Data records
⁂

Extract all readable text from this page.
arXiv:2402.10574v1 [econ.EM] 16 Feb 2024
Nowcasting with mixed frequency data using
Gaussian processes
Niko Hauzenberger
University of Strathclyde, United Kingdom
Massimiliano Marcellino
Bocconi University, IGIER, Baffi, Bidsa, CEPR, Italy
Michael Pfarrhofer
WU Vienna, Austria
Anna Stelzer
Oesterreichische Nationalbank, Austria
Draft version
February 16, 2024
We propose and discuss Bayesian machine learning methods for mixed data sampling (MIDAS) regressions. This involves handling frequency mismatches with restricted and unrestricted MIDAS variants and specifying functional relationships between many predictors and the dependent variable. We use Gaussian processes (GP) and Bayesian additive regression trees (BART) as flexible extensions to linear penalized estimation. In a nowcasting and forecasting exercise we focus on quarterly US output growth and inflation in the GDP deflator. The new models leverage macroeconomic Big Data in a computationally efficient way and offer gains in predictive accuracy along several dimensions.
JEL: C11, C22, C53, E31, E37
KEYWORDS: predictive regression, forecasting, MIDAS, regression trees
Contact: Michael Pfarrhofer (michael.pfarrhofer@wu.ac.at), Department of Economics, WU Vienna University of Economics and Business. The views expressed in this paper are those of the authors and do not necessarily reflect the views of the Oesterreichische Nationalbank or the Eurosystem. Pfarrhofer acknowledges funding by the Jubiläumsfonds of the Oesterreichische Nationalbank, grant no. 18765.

⁂

| Your instructions |
Set down the entries verbatim, leaving none out.

| Answer |
Extract all readable text from this page.
arXiv:2402.10574v1 [econ.EM] 16 Feb 2024
Nowcasting with mixed frequency data using
Gaussian processes
Niko Hauzenberger
University of Strathclyde, United Kingdom
Massimiliano Marcellino
Bocconi University, IGIER, Baffi, Bidsa, CEPR, Italy
Michael Pfarrhofer
WU Vienna, Austria
Anna Stelzer
Oesterreichische Nationalbank, Austria
Draft version
February 16, 2024
We propose and discuss Bayesian machine learning methods for mixed data sampling (MIDAS) regressions. This involves handling frequency mismatches with restricted and unrestricted MIDAS variants and specifying functional relationships between many predictors and the dependent variable. We use Gaussian processes (GP) and Bayesian additive regression trees (BART) as flexible extensions to linear penalized estimation. In a nowcasting and forecasting exercise we focus on quarterly US output growth and inflation in the GDP deflator. The new models leverage macroeconomic Big Data in a computationally efficient way and offer gains in predictive accuracy along several dimensions.
JEL: C11, C22, C53, E31, E37
KEYWORDS: predictive regression, forecasting, MIDAS, regression trees
Contact: Michael Pfarrhofer (michael.pfarrhofer@wu.ac.at), Department of Economics, WU Vienna University of Economics and Business. The views expressed in this paper are those of the authors and do not necessarily reflect the views of the Oesterreichische Nationalbank or the Eurosystem. Pfarrhofer acknowledges funding by the Jubiläumsfonds of the Oesterreichische Nationalbank, grant no. 18765.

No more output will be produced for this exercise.